▶ [Exercise requirements] Each line containing the word "title" should be found and copied.

Dataset records:
= = = = =

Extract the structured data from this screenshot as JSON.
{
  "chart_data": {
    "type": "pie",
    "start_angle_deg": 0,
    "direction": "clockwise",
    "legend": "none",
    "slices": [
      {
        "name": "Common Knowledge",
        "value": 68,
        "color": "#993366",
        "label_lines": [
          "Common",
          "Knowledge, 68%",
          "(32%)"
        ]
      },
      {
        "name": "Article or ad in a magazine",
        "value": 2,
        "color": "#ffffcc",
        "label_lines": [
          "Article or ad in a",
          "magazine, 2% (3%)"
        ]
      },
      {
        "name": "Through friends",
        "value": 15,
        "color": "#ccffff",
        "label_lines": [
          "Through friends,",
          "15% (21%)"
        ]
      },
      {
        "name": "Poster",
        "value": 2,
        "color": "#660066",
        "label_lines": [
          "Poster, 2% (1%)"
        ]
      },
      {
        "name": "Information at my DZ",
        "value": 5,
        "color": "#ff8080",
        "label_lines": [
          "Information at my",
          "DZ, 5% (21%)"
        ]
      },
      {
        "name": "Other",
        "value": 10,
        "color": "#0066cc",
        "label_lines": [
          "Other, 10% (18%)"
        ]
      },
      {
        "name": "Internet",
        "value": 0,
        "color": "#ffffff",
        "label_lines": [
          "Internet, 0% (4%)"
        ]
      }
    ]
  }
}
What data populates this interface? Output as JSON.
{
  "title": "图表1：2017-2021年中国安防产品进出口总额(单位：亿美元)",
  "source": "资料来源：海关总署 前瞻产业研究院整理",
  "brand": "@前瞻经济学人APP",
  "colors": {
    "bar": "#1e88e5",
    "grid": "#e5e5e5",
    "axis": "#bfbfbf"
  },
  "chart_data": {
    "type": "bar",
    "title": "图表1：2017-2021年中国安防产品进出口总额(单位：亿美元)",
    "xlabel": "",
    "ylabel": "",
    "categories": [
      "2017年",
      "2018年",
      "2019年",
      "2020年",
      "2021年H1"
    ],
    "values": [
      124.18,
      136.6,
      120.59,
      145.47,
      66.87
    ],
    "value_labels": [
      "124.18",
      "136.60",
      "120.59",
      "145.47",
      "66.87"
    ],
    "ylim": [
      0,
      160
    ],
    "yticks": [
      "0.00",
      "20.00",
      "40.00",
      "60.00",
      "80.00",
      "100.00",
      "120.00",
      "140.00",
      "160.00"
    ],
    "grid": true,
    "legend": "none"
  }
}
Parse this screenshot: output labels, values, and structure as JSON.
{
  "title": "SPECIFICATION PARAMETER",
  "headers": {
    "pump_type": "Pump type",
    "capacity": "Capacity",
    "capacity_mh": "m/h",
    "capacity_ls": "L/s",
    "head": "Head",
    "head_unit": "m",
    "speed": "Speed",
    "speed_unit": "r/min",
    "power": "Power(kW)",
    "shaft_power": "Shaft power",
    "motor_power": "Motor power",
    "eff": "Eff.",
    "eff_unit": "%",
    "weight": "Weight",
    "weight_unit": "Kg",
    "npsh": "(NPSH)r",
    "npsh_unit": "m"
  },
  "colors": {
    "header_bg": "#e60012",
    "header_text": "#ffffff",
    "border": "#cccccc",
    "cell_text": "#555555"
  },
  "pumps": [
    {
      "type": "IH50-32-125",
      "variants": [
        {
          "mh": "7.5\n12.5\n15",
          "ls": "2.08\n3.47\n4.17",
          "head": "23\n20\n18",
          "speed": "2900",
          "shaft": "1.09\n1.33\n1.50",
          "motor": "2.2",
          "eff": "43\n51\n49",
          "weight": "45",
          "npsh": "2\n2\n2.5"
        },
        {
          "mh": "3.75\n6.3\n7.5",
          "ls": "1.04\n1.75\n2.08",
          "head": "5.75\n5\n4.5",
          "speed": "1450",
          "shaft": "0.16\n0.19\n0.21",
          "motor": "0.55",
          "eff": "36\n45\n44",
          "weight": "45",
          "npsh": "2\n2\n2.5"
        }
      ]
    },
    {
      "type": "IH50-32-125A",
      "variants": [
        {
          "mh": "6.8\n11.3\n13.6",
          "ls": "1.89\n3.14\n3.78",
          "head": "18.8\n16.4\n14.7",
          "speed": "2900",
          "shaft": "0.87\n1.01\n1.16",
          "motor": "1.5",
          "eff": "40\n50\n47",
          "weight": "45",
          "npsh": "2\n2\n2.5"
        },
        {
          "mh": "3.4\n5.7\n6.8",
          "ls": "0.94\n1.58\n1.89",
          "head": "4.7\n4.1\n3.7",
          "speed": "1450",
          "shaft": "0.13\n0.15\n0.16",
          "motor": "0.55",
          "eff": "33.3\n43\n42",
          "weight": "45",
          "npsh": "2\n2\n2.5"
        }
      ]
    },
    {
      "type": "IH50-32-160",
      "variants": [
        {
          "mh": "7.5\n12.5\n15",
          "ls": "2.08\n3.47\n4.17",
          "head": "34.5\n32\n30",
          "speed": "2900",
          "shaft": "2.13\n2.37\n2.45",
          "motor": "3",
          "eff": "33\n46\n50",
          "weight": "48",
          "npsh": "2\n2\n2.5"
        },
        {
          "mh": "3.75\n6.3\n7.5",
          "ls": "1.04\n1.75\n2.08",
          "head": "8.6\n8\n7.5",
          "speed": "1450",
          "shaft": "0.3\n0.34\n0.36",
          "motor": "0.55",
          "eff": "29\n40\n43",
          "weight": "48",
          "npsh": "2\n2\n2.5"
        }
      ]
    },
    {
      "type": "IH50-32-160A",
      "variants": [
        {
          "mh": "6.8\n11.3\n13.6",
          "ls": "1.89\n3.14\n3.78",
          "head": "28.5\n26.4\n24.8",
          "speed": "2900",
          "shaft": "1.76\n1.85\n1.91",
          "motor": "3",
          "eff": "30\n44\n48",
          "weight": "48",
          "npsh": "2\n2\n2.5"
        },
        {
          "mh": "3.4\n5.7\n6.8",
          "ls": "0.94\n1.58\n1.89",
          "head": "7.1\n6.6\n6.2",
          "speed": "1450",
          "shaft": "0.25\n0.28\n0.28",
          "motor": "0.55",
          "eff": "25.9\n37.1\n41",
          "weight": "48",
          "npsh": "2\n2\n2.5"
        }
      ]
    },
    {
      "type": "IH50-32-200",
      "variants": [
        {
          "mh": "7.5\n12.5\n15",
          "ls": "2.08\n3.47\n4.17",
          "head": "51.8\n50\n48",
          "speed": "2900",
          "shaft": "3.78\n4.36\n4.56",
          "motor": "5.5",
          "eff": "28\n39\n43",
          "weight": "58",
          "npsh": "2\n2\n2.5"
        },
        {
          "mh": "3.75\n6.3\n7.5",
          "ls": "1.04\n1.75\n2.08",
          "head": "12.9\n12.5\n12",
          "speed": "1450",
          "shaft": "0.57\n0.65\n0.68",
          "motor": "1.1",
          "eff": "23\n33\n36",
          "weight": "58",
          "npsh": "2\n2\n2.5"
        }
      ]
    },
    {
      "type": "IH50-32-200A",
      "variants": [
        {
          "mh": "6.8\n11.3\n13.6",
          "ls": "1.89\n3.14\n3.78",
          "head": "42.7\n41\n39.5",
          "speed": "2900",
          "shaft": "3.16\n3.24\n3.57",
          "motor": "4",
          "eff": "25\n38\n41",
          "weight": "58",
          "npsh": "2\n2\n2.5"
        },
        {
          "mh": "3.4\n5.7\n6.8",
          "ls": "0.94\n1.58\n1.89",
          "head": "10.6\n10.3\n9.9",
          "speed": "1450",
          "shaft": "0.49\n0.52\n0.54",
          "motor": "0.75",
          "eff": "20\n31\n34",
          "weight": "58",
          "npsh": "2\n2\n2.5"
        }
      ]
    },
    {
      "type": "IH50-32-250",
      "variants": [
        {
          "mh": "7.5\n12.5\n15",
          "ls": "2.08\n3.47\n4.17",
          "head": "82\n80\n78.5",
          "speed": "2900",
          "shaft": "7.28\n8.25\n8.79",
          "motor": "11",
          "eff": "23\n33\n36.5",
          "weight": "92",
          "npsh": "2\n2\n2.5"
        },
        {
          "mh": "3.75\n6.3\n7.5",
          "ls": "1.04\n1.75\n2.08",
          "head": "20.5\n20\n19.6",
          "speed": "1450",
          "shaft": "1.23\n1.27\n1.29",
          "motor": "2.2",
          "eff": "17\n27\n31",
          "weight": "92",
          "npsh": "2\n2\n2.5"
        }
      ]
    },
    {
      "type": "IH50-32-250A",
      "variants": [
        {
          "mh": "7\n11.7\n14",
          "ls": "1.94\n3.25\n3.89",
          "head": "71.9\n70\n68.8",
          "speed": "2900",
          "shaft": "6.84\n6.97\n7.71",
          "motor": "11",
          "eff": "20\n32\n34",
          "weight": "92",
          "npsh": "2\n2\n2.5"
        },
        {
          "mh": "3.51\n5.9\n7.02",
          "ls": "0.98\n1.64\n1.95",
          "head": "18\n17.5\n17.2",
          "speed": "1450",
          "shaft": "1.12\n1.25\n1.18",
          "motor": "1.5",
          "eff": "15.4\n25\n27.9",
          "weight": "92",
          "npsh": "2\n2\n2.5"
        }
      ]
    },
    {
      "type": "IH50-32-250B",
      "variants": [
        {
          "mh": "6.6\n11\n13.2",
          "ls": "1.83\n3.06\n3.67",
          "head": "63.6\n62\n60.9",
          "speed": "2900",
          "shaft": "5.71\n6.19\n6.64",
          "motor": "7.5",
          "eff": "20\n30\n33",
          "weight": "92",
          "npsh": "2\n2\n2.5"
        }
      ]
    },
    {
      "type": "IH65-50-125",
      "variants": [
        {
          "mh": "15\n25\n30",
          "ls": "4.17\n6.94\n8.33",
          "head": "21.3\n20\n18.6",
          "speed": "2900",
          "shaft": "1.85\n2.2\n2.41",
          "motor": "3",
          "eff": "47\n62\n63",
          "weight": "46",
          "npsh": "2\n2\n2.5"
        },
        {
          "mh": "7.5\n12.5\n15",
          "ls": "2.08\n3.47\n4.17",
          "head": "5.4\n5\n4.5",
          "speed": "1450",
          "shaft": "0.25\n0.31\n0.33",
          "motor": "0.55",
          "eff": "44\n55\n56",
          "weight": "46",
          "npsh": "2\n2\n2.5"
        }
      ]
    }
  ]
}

= = = = =

▶ [Answer for this exercise]
  "title": "图表1：2017-2021年中国安防产品进出口总额(单位：亿美元)",
    "title": "图表1：2017-2021年中国安防产品进出口总额(单位：亿美元)",
  "title": "SPECIFICATION PARAMETER",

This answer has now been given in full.